Work required
Answer with one number only: the number of lines that contain "Agency".
━━━━━━━━━━
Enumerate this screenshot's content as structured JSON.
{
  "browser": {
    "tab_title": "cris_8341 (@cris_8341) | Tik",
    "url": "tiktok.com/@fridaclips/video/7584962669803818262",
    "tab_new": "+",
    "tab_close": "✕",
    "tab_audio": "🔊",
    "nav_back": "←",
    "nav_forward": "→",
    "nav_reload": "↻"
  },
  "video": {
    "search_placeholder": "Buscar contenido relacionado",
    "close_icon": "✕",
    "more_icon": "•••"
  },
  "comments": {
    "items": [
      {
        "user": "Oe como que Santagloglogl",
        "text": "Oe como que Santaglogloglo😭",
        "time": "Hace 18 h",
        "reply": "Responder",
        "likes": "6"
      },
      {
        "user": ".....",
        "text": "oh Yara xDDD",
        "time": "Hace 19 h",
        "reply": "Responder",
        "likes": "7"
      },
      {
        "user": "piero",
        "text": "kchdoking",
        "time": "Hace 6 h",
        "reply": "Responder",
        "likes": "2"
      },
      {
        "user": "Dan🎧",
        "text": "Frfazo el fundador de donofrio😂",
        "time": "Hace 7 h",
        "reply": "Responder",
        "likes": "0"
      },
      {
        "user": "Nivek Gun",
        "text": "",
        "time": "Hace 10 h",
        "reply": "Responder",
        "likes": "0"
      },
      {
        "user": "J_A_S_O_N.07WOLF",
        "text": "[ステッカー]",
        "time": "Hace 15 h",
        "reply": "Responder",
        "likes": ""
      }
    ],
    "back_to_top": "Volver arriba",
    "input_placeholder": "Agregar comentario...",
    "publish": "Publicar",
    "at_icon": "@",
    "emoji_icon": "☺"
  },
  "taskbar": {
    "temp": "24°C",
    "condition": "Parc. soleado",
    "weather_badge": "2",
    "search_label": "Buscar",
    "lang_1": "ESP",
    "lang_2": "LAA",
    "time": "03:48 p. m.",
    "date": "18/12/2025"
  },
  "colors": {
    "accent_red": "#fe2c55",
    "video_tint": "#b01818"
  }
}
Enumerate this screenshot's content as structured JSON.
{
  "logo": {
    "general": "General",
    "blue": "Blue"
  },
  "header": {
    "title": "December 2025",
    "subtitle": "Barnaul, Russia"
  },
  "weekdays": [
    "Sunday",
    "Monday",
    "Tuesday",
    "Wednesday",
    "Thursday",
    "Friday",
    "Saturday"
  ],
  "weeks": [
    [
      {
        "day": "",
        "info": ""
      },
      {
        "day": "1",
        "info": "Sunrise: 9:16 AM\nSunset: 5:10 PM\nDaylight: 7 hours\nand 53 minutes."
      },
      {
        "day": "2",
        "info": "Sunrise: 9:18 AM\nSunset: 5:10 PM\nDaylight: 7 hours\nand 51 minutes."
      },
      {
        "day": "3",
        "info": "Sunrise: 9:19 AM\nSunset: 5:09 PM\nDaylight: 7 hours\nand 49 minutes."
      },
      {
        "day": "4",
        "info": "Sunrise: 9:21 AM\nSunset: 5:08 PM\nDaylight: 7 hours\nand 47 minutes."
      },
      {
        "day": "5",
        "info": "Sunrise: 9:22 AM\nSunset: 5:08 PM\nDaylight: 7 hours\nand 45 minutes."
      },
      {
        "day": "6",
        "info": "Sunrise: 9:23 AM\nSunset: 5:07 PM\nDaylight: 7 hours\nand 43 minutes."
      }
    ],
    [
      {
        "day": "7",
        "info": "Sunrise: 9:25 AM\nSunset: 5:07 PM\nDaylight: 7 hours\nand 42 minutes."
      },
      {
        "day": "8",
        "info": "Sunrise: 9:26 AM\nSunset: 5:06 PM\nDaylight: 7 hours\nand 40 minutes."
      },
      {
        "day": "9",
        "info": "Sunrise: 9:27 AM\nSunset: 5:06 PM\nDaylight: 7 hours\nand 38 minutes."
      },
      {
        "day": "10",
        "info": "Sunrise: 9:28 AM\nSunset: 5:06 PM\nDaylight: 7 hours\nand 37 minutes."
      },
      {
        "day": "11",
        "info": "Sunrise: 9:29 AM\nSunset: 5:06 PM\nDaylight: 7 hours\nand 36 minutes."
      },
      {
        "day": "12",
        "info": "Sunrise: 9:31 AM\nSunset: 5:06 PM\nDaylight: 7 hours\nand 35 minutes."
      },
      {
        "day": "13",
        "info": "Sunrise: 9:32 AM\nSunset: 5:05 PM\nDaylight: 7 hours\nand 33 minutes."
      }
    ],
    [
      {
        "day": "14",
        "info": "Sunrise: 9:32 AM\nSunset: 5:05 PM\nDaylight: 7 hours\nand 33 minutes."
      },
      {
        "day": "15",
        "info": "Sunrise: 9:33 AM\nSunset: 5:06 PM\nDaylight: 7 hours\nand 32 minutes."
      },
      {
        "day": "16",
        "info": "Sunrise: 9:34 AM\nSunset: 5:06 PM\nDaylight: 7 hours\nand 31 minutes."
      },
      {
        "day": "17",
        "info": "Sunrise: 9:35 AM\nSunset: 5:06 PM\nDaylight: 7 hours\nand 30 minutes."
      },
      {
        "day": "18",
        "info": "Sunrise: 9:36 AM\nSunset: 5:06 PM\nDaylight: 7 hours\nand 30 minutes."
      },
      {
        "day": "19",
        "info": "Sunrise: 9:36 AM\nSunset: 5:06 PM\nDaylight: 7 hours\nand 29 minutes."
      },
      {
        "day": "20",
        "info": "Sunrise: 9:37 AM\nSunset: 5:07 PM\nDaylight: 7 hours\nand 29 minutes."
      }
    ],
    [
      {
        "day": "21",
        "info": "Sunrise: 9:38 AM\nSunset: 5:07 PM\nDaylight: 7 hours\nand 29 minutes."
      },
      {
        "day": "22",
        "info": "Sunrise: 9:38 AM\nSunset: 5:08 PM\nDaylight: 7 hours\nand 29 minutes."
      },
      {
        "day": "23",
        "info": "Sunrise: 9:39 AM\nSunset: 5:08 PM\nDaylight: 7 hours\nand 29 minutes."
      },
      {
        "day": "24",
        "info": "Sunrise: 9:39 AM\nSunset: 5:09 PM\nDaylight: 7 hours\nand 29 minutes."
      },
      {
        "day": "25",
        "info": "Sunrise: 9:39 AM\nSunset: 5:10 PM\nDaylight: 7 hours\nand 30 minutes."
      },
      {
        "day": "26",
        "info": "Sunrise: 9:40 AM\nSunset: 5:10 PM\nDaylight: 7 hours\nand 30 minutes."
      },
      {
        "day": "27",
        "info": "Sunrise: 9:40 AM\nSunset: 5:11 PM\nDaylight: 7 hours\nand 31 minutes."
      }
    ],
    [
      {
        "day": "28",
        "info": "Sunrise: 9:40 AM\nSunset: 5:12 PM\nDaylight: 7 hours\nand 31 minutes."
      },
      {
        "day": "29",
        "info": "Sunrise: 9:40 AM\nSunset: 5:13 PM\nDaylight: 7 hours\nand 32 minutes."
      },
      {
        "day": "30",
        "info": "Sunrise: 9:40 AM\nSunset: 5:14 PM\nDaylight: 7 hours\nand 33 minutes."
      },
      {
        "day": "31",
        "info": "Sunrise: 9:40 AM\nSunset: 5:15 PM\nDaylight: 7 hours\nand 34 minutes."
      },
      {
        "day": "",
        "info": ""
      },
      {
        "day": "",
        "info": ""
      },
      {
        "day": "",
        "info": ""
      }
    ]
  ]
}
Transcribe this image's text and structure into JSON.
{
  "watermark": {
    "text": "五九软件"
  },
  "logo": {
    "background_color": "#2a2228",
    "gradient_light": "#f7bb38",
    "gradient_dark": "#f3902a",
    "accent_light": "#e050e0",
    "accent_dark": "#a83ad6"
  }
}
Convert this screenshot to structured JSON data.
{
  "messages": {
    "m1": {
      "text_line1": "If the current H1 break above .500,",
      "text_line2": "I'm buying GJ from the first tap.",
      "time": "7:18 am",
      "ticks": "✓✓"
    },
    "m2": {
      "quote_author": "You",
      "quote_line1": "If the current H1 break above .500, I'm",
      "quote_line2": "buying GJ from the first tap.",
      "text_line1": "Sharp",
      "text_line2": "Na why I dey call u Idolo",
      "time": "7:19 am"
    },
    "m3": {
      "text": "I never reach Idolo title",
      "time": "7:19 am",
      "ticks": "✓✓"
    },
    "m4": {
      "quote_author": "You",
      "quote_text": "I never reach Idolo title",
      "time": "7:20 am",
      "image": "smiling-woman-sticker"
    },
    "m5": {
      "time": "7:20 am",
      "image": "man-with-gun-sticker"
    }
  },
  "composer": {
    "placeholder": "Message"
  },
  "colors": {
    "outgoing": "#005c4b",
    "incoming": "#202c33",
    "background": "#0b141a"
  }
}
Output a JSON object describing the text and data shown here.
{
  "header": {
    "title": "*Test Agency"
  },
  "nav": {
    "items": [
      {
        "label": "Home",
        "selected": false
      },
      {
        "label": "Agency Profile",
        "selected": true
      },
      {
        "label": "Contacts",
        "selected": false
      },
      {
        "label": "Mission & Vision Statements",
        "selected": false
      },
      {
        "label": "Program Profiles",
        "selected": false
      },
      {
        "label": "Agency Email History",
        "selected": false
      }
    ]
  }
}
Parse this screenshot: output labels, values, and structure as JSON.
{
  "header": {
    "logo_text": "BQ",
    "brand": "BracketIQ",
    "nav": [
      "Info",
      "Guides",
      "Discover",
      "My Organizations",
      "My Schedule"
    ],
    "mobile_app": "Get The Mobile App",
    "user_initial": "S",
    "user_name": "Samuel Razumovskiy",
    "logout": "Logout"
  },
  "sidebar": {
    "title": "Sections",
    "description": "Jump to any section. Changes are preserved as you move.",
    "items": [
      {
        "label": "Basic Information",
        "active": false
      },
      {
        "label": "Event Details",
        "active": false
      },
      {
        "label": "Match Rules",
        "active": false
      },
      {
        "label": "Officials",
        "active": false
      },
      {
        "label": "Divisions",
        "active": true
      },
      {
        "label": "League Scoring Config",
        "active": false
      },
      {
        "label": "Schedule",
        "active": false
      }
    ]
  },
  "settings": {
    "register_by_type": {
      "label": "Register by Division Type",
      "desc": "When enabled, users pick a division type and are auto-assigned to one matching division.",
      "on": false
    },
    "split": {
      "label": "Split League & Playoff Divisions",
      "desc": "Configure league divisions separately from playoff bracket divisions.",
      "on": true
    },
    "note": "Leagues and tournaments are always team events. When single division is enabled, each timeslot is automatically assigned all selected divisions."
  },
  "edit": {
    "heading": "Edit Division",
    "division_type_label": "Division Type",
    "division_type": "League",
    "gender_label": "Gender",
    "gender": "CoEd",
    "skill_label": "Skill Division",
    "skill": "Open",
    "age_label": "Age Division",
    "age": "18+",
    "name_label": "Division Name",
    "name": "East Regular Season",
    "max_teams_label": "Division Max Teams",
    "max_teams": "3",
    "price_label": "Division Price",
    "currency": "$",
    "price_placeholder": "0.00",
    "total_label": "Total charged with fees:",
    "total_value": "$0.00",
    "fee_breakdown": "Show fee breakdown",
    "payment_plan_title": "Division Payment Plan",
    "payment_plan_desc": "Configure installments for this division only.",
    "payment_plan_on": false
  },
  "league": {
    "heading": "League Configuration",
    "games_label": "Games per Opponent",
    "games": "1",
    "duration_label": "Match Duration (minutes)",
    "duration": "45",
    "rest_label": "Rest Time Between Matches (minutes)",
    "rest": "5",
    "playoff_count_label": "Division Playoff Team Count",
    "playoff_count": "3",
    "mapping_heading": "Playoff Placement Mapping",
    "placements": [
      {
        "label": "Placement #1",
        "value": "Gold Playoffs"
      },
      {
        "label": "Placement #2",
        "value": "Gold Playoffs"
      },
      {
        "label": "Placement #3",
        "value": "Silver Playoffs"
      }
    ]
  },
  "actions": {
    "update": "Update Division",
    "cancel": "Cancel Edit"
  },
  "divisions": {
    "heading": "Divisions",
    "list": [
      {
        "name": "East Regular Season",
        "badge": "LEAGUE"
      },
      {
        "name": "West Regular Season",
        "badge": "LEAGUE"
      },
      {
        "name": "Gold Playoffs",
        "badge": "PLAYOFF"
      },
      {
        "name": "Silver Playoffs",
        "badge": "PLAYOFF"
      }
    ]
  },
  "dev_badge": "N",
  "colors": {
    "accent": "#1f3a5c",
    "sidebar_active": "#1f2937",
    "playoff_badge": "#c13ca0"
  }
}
━━━━━━━━━━
The reply
3